Task instructions
Set down each record below precisely, skipping the pictures.

[Dataset listings of figures]
------------------------

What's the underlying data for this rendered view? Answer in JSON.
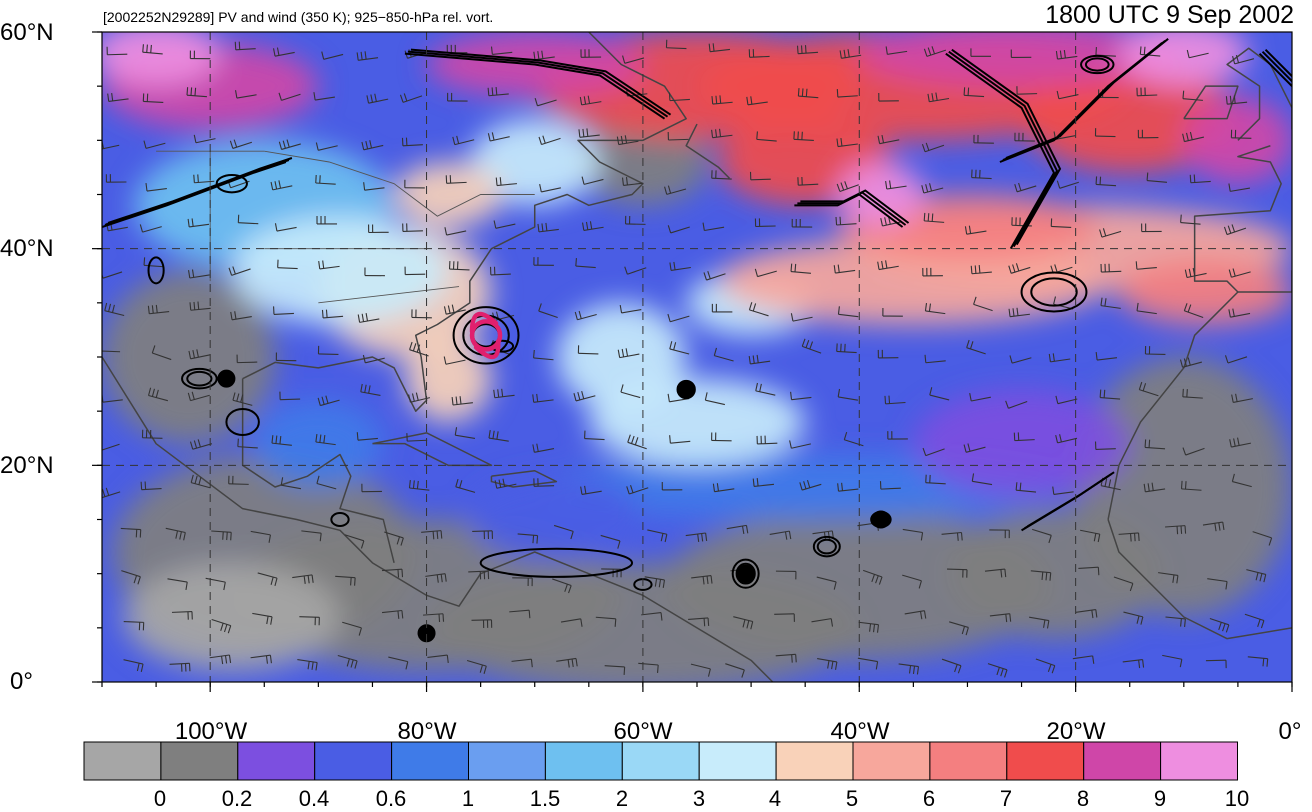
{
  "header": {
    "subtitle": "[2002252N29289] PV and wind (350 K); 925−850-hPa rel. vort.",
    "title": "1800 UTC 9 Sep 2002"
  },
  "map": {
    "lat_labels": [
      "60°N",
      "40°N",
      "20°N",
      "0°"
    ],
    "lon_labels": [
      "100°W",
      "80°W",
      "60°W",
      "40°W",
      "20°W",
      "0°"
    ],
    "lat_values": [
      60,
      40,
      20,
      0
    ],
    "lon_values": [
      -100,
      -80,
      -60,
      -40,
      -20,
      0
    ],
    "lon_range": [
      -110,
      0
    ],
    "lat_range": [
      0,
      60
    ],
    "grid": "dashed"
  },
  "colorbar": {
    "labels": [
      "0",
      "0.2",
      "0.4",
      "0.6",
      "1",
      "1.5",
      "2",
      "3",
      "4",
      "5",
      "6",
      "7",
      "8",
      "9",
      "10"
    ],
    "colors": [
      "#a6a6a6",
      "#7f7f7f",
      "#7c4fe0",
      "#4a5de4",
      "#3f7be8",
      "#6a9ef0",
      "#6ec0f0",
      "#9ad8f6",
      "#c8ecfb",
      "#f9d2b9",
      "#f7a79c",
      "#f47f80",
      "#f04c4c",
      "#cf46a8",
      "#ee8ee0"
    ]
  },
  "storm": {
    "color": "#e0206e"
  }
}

------------------------

Task output
What's the underlying data for this rendered view? Answer in JSON.
{
  "header": {
    "subtitle": "[2002252N29289] PV and wind (350 K); 925−850-hPa rel. vort.",
    "title": "1800 UTC 9 Sep 2002"
  },
  "map": {
    "lat_labels": [
      "60°N",
      "40°N",
      "20°N",
      "0°"
    ],
    "lon_labels": [
      "100°W",
      "80°W",
      "60°W",
      "40°W",
      "20°W",
      "0°"
    ],
    "lat_values": [
      60,
      40,
      20,
      0
    ],
    "lon_values": [
      -100,
      -80,
      -60,
      -40,
      -20,
      0
    ],
    "lon_range": [
      -110,
      0
    ],
    "lat_range": [
      0,
      60
    ],
    "grid": "dashed"
  },
  "colorbar": {
    "labels": [
      "0",
      "0.2",
      "0.4",
      "0.6",
      "1",
      "1.5",
      "2",
      "3",
      "4",
      "5",
      "6",
      "7",
      "8",
      "9",
      "10"
    ],
    "colors": [
      "#a6a6a6",
      "#7f7f7f",
      "#7c4fe0",
      "#4a5de4",
      "#3f7be8",
      "#6a9ef0",
      "#6ec0f0",
      "#9ad8f6",
      "#c8ecfb",
      "#f9d2b9",
      "#f7a79c",
      "#f47f80",
      "#f04c4c",
      "#cf46a8",
      "#ee8ee0"
    ]
  },
  "storm": {
    "color": "#e0206e"
  }
}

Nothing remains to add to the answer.